-- Begin --

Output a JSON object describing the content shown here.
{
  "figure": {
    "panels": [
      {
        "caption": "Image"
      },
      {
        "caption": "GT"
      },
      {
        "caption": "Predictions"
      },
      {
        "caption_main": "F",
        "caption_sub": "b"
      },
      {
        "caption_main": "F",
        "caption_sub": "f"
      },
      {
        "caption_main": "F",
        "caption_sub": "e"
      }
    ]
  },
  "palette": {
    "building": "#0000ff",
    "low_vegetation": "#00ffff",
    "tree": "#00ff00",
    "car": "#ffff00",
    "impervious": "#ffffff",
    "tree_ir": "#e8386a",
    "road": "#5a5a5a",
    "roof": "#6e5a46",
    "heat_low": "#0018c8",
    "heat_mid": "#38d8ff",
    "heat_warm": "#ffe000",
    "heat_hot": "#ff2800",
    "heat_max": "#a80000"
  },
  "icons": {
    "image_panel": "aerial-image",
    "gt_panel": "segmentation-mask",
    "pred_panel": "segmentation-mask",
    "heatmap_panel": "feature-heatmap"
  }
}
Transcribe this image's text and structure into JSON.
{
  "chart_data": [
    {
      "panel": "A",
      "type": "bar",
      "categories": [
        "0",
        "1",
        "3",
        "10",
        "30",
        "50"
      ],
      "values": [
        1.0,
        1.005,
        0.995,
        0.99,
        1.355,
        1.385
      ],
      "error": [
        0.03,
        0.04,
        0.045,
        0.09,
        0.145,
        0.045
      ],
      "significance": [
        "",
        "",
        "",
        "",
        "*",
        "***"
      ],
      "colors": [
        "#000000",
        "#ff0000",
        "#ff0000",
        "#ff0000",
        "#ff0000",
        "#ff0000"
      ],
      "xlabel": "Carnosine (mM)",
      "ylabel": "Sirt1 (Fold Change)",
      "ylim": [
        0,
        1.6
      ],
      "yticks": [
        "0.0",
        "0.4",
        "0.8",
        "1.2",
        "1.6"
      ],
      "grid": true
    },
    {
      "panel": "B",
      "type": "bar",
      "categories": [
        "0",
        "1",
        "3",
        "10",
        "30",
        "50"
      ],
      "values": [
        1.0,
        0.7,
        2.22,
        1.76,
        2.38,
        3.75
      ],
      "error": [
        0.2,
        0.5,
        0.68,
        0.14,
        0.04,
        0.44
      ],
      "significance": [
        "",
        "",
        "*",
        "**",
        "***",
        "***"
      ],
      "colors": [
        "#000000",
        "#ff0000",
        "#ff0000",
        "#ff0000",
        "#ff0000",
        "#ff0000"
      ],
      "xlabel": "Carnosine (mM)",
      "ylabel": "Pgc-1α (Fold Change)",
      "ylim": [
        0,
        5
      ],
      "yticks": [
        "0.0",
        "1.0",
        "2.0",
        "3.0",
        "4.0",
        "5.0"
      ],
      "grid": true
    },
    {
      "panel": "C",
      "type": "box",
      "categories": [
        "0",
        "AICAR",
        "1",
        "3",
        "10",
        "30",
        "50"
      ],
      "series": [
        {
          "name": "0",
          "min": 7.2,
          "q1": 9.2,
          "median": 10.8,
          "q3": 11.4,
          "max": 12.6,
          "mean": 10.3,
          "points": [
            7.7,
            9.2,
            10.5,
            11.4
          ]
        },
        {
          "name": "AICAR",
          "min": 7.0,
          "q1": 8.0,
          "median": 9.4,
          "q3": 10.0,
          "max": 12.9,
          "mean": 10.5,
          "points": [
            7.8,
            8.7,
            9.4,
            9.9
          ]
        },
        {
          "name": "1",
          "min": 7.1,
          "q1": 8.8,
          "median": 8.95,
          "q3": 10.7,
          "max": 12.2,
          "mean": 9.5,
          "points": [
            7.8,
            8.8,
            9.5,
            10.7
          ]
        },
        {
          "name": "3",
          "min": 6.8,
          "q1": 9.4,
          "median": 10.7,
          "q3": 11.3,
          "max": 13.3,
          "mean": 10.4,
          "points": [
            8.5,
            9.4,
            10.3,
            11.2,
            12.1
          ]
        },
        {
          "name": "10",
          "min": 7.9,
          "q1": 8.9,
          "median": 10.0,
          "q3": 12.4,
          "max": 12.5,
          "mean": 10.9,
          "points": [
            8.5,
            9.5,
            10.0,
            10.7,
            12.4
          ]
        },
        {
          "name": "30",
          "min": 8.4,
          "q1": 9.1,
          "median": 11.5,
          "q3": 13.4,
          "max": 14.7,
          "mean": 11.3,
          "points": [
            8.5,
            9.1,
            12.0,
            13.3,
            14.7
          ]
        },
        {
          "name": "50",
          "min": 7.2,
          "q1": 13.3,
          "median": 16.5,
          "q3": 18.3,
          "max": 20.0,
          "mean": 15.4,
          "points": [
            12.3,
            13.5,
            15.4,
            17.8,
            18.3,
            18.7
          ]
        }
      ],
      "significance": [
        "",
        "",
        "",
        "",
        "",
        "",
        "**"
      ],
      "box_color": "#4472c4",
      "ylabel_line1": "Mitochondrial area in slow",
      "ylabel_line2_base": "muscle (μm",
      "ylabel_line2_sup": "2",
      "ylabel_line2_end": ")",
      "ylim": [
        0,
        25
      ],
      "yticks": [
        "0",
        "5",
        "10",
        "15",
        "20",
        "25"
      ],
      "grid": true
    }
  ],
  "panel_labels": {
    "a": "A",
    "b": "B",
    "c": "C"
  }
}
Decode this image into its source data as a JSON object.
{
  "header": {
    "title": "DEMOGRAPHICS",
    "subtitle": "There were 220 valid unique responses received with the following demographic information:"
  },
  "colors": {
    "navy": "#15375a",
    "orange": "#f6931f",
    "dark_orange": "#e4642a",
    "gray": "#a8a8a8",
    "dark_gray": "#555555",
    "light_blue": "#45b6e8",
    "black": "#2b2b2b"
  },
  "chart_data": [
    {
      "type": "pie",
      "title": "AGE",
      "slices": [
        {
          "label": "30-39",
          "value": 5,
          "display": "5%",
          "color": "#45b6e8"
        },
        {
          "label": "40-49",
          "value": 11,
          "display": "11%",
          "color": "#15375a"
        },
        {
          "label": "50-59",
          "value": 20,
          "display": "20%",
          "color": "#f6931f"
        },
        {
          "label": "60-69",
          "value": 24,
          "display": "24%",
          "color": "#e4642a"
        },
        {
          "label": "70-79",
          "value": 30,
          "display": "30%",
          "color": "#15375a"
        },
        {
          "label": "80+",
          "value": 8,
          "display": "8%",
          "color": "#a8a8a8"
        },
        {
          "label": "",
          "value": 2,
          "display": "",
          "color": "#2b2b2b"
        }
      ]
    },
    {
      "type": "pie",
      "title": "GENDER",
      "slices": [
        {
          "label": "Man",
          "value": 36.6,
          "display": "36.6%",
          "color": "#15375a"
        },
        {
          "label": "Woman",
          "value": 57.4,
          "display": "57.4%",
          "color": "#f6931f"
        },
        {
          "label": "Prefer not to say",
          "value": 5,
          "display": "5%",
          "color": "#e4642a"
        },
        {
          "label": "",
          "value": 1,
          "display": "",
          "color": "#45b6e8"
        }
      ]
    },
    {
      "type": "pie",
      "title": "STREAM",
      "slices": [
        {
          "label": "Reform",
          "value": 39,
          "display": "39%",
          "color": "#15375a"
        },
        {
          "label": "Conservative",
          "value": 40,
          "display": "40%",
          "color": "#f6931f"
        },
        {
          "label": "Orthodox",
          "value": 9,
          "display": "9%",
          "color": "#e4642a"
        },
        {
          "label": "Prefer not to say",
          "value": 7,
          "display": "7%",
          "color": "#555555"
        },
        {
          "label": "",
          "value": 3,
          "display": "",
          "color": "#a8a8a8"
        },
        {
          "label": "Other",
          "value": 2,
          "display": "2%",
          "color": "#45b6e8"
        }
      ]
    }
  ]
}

-- End --

Spot every line that holds "mean" and copy it.

Output:
          "mean": 10.3,
          "mean": 10.5,
          "mean": 9.5,
          "mean": 10.4,
          "mean": 10.9,
          "mean": 11.3,
          "mean": 15.4,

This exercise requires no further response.